Write back each entry precisely as it is given.

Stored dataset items
= Beginning of Section =

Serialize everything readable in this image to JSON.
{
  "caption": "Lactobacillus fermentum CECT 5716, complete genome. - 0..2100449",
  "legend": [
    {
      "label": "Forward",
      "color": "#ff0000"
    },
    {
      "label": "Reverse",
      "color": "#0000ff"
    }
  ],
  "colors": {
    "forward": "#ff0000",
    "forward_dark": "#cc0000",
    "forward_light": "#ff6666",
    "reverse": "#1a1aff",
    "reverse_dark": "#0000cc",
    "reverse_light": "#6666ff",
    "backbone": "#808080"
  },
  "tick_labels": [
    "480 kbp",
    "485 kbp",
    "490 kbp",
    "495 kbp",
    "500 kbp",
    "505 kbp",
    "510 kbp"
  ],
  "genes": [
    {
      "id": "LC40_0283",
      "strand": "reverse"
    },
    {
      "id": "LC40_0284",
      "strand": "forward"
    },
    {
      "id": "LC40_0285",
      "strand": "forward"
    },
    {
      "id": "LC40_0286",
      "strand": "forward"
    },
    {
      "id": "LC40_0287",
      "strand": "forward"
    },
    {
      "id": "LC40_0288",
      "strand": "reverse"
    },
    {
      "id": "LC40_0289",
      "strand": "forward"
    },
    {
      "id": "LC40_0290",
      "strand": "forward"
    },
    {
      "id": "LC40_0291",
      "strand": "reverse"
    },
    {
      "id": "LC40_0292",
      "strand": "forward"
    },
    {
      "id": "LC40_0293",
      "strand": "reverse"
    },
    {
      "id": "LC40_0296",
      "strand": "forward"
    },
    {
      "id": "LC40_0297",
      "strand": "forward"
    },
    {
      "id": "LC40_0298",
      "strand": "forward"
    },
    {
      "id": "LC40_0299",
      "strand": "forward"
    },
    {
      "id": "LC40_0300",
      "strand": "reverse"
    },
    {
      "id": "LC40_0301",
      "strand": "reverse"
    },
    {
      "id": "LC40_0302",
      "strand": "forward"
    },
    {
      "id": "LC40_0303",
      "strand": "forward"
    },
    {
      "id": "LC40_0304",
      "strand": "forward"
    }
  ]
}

= End of Section =

ANSWER BOX
Serialize everything readable in this image to JSON.
{
  "caption": "Lactobacillus fermentum CECT 5716, complete genome. - 0..2100449",
  "legend": [
    {
      "label": "Forward",
      "color": "#ff0000"
    },
    {
      "label": "Reverse",
      "color": "#0000ff"
    }
  ],
  "colors": {
    "forward": "#ff0000",
    "forward_dark": "#cc0000",
    "forward_light": "#ff6666",
    "reverse": "#1a1aff",
    "reverse_dark": "#0000cc",
    "reverse_light": "#6666ff",
    "backbone": "#808080"
  },
  "tick_labels": [
    "480 kbp",
    "485 kbp",
    "490 kbp",
    "495 kbp",
    "500 kbp",
    "505 kbp",
    "510 kbp"
  ],
  "genes": [
    {
      "id": "LC40_0283",
      "strand": "reverse"
    },
    {
      "id": "LC40_0284",
      "strand": "forward"
    },
    {
      "id": "LC40_0285",
      "strand": "forward"
    },
    {
      "id": "LC40_0286",
      "strand": "forward"
    },
    {
      "id": "LC40_0287",
      "strand": "forward"
    },
    {
      "id": "LC40_0288",
      "strand": "reverse"
    },
    {
      "id": "LC40_0289",
      "strand": "forward"
    },
    {
      "id": "LC40_0290",
      "strand": "forward"
    },
    {
      "id": "LC40_0291",
      "strand": "reverse"
    },
    {
      "id": "LC40_0292",
      "strand": "forward"
    },
    {
      "id": "LC40_0293",
      "strand": "reverse"
    },
    {
      "id": "LC40_0296",
      "strand": "forward"
    },
    {
      "id": "LC40_0297",
      "strand": "forward"
    },
    {
      "id": "LC40_0298",
      "strand": "forward"
    },
    {
      "id": "LC40_0299",
      "strand": "forward"
    },
    {
      "id": "LC40_0300",
      "strand": "reverse"
    },
    {
      "id": "LC40_0301",
      "strand": "reverse"
    },
    {
      "id": "LC40_0302",
      "strand": "forward"
    },
    {
      "id": "LC40_0303",
      "strand": "forward"
    },
    {
      "id": "LC40_0304",
      "strand": "forward"
    }
  ]
}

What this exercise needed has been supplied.